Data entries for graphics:
☆ ☆ ☆ ☆
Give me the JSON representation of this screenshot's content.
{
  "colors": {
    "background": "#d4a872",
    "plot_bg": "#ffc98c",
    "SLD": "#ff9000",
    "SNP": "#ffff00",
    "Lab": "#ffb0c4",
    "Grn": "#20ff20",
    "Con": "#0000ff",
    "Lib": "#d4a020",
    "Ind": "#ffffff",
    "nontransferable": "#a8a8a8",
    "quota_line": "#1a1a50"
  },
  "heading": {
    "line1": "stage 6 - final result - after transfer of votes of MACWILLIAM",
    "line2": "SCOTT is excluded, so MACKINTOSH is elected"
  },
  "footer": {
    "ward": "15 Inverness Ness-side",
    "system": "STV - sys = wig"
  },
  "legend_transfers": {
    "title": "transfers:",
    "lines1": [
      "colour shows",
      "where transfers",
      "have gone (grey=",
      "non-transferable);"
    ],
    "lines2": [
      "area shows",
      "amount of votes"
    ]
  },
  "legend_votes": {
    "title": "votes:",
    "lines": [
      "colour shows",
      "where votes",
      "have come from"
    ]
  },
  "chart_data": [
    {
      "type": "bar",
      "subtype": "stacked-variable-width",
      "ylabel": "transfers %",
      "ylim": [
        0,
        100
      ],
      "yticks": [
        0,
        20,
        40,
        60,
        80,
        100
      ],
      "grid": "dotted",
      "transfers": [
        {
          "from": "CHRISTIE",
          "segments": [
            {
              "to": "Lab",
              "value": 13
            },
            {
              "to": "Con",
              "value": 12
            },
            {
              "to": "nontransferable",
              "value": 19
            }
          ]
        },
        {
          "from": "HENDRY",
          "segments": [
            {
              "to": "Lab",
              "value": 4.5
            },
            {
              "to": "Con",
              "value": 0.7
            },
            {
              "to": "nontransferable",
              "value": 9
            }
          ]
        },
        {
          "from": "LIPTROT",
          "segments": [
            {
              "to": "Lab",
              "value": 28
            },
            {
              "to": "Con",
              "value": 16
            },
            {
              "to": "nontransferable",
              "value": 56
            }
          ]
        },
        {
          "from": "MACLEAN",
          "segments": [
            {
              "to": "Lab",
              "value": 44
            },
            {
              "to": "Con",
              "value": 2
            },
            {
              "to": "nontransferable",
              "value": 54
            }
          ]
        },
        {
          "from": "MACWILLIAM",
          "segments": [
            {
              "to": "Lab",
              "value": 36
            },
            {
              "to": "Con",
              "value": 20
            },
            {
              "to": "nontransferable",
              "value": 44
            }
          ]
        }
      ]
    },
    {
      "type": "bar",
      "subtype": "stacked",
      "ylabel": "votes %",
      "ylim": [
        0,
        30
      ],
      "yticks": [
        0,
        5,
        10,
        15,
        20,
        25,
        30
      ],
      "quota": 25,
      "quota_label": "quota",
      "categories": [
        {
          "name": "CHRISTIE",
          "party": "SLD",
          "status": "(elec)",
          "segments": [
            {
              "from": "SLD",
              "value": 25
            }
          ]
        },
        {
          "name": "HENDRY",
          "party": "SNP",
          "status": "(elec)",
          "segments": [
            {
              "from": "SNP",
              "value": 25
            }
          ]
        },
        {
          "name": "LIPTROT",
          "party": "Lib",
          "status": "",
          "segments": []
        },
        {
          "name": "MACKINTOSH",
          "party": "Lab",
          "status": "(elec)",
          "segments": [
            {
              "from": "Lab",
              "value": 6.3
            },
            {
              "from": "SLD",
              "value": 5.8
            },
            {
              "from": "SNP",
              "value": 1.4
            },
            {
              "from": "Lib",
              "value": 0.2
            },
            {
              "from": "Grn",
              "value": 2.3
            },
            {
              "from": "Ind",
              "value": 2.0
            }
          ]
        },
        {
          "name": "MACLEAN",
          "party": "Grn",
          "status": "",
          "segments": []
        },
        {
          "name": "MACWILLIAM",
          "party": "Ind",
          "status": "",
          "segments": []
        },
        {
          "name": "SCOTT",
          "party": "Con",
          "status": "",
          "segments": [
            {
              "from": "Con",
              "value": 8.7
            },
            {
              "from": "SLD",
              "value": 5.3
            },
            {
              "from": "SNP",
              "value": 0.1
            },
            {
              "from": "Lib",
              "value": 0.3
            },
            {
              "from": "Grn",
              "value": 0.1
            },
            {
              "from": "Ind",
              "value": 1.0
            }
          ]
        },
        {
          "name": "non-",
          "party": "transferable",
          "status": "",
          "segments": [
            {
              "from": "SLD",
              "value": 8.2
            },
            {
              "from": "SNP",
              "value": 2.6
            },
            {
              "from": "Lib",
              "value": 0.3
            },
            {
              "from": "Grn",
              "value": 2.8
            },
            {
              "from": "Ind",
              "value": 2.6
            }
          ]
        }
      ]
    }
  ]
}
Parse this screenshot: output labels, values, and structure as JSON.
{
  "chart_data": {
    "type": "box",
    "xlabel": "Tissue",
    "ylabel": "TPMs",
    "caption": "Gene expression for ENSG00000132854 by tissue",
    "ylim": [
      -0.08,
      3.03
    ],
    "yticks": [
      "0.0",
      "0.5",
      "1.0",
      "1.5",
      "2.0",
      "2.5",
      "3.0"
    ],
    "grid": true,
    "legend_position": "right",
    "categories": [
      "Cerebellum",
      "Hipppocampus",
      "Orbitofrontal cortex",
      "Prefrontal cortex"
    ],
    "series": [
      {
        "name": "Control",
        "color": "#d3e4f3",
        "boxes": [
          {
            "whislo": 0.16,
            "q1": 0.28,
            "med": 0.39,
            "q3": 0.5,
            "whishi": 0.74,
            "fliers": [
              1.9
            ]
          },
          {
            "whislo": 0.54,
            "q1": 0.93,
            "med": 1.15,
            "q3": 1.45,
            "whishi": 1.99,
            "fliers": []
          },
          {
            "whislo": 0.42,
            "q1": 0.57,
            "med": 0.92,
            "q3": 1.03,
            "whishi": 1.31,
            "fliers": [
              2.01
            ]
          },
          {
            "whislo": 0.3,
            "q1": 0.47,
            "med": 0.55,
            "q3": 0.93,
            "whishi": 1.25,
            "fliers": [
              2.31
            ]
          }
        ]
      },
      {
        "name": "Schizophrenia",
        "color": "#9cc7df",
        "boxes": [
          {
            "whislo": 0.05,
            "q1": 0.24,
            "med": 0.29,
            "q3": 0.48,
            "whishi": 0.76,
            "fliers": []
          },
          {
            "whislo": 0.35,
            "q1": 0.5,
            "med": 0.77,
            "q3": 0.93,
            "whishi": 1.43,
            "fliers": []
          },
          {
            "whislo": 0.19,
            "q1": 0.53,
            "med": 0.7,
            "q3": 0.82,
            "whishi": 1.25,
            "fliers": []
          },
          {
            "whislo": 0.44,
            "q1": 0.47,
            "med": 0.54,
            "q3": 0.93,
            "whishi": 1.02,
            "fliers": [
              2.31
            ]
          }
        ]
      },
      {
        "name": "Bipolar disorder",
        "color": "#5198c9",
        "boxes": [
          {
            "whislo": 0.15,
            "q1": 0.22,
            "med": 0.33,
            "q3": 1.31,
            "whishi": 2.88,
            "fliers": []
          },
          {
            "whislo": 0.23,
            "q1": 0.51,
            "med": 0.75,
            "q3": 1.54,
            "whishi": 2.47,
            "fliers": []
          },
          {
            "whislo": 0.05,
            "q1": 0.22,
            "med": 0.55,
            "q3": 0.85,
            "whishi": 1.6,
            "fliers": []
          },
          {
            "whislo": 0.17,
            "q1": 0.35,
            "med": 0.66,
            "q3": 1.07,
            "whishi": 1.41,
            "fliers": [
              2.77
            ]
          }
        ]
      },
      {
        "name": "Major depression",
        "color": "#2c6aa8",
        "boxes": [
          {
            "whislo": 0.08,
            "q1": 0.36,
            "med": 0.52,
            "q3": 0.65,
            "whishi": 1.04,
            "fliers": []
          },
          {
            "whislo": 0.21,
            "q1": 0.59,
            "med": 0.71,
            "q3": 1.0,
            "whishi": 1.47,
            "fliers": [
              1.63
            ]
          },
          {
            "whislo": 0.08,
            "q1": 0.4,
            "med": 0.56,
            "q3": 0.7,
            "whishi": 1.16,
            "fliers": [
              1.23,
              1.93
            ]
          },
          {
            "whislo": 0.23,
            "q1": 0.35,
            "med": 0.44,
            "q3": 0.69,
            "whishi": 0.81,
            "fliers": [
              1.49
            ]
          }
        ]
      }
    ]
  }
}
☆ ☆ ☆ ☆
== Your instructions ==
Every line holding "this" should be copied out.

== Written answer ==
Give me the JSON representation of this screenshot's content.
Parse this screenshot: output labels, values, and structure as JSON.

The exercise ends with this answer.